Dataset items

_____

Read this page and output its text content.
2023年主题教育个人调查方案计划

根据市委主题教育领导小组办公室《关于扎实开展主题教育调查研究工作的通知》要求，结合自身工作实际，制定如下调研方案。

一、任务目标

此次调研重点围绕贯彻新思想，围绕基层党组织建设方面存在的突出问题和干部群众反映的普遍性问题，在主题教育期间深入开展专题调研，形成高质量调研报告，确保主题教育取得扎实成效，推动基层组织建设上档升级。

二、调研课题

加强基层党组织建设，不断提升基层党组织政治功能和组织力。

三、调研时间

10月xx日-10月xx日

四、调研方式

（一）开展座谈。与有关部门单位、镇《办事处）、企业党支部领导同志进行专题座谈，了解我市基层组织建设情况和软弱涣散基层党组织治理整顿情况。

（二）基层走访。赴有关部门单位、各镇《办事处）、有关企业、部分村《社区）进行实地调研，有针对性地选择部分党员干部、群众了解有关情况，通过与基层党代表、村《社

_____

What you need to do
Write the listing out again, exactly as shown above.

Exercise output
Read this page and output its text content.
2023年主题教育个人调查方案计划

根据市委主题教育领导小组办公室《关于扎实开展主题教育调查研究工作的通知》要求，结合自身工作实际，制定如下调研方案。

一、任务目标

此次调研重点围绕贯彻新思想，围绕基层党组织建设方面存在的突出问题和干部群众反映的普遍性问题，在主题教育期间深入开展专题调研，形成高质量调研报告，确保主题教育取得扎实成效，推动基层组织建设上档升级。

二、调研课题

加强基层党组织建设，不断提升基层党组织政治功能和组织力。

三、调研时间

10月xx日-10月xx日

四、调研方式

（一）开展座谈。与有关部门单位、镇《办事处）、企业党支部领导同志进行专题座谈，了解我市基层组织建设情况和软弱涣散基层党组织治理整顿情况。

（二）基层走访。赴有关部门单位、各镇《办事处）、有关企业、部分村《社区）进行实地调研，有针对性地选择部分党员干部、群众了解有关情况，通过与基层党代表、村《社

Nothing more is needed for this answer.